Work instructions: Please transcribe the data that follows without the pictures, keeping every word the same.

Supplied records:
====

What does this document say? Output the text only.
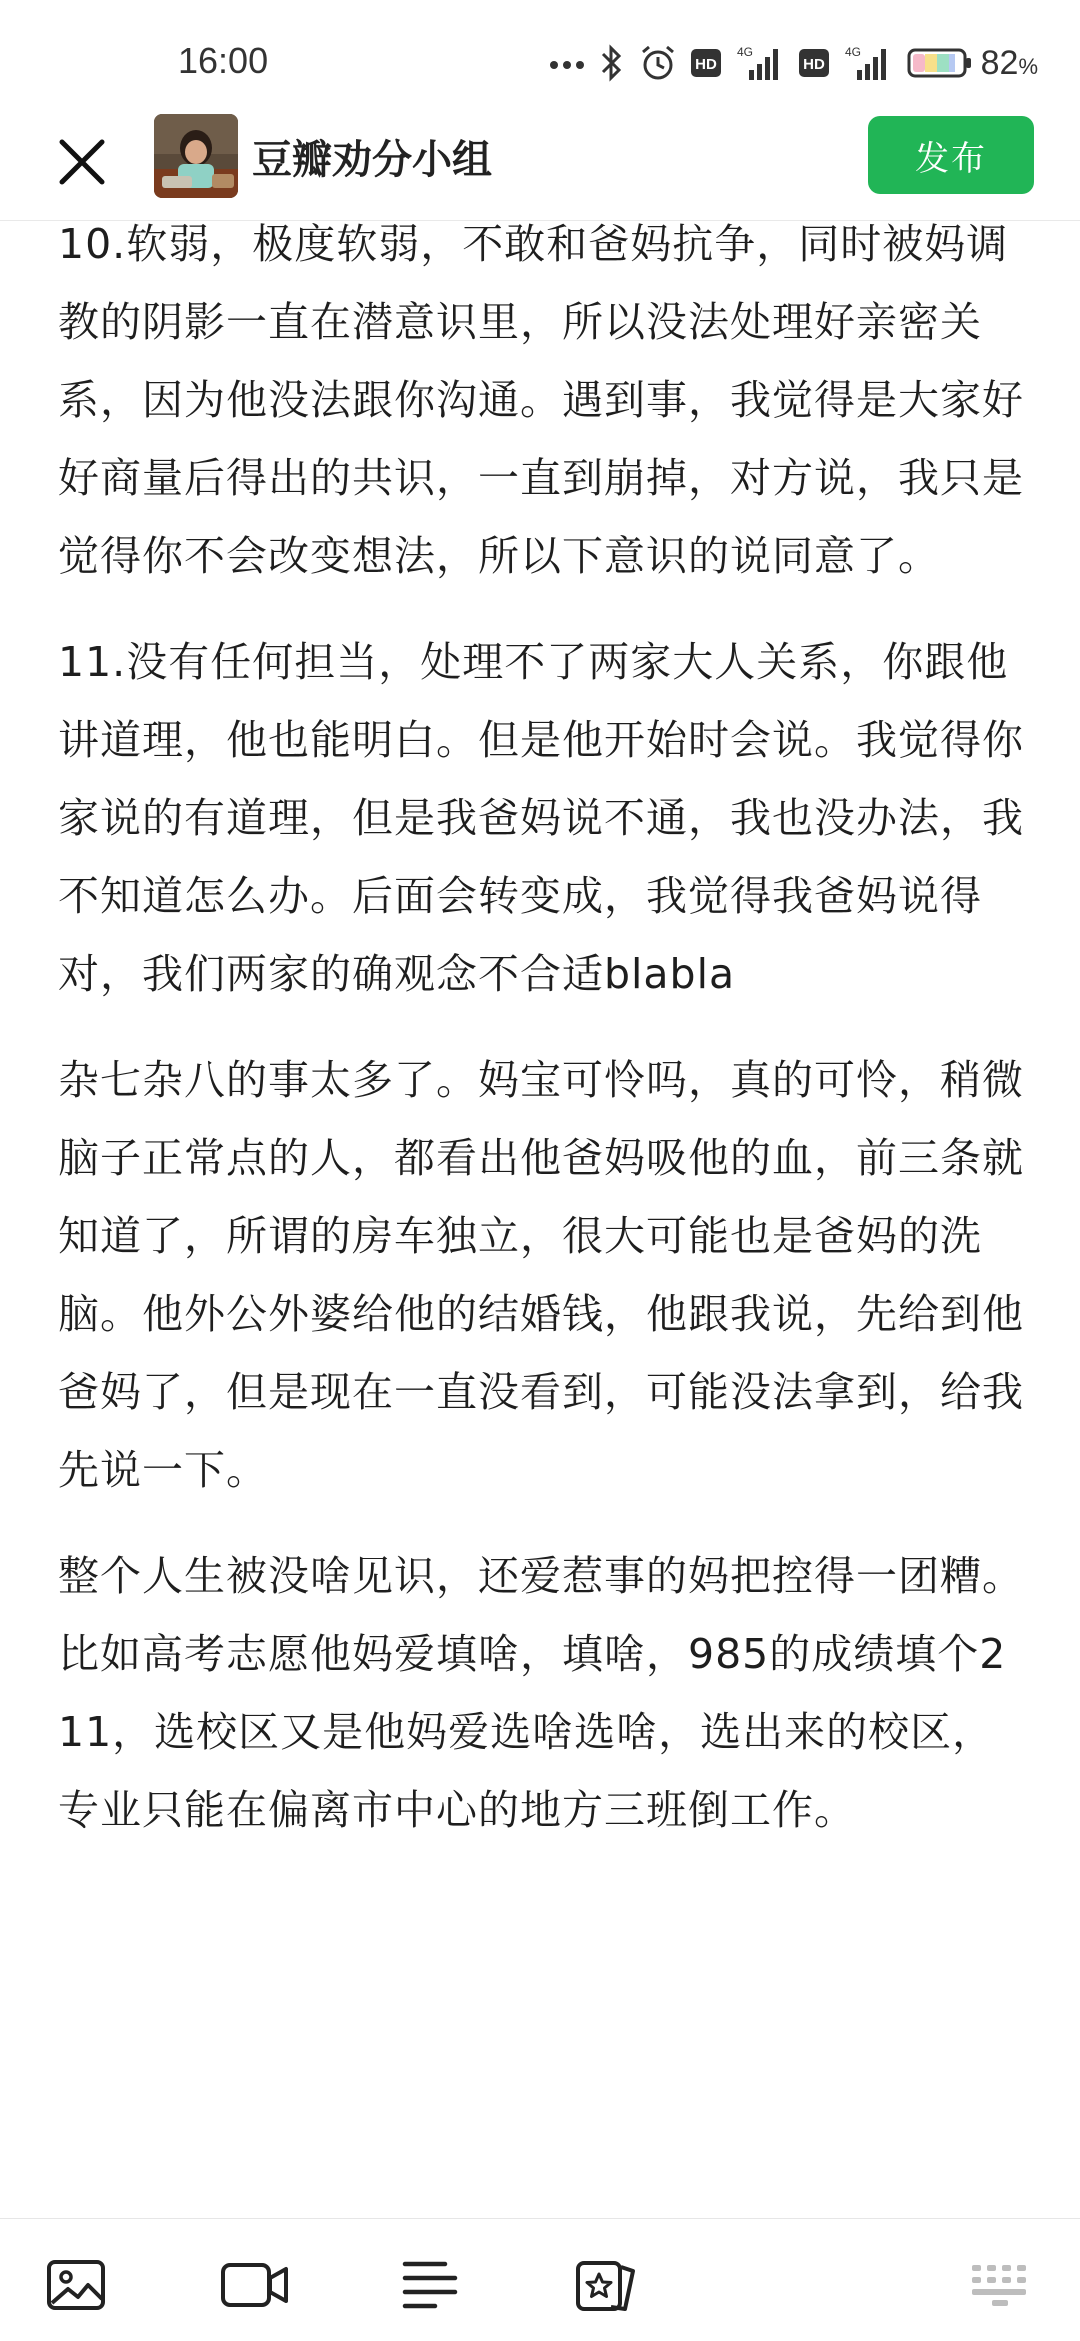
16:00	HD
4G
HD
4G	82%
豆瓣劝分小组	发布

10.软弱，极度软弱，不敢和爸妈抗争，同时被妈调教的阴影一直在潜意识里，所以没法处理好亲密关系，因为他没法跟你沟通。遇到事，我觉得是大家好好商量后得出的共识，一直到崩掉，对方说，我只是觉得你不会改变想法，所以下意识的说同意了。

11.没有任何担当，处理不了两家大人关系，你跟他讲道理，他也能明白。但是他开始时会说。我觉得你家说的有道理，但是我爸妈说不通，我也没办法，我不知道怎么办。后面会转变成，我觉得我爸妈说得对，我们两家的确观念不合适blabla

杂七杂八的事太多了。妈宝可怜吗，真的可怜，稍微脑子正常点的人，都看出他爸妈吸他的血，前三条就知道了，所谓的房车独立，很大可能也是爸妈的洗脑。他外公外婆给他的结婚钱，他跟我说，先给到他爸妈了，但是现在一直没看到，可能没法拿到，给我先说一下。

整个人生被没啥见识，还爱惹事的妈把控得一团糟。比如高考志愿他妈爱填啥，填啥，985的成绩填个211，选校区又是他妈爱选啥选啥，选出来的校区，专业只能在偏离市中心的地方三班倒工作。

====

Solution to the problem:
What does this document say? Output the text only.
16:00	HD
4G
HD
4G	82%
豆瓣劝分小组	发布

10.软弱，极度软弱，不敢和爸妈抗争，同时被妈调教的阴影一直在潜意识里，所以没法处理好亲密关系，因为他没法跟你沟通。遇到事，我觉得是大家好好商量后得出的共识，一直到崩掉，对方说，我只是觉得你不会改变想法，所以下意识的说同意了。

11.没有任何担当，处理不了两家大人关系，你跟他讲道理，他也能明白。但是他开始时会说。我觉得你家说的有道理，但是我爸妈说不通，我也没办法，我不知道怎么办。后面会转变成，我觉得我爸妈说得对，我们两家的确观念不合适blabla

杂七杂八的事太多了。妈宝可怜吗，真的可怜，稍微脑子正常点的人，都看出他爸妈吸他的血，前三条就知道了，所谓的房车独立，很大可能也是爸妈的洗脑。他外公外婆给他的结婚钱，他跟我说，先给到他爸妈了，但是现在一直没看到，可能没法拿到，给我先说一下。

整个人生被没啥见识，还爱惹事的妈把控得一团糟。比如高考志愿他妈爱填啥，填啥，985的成绩填个211，选校区又是他妈爱选啥选啥，选出来的校区，专业只能在偏离市中心的地方三班倒工作。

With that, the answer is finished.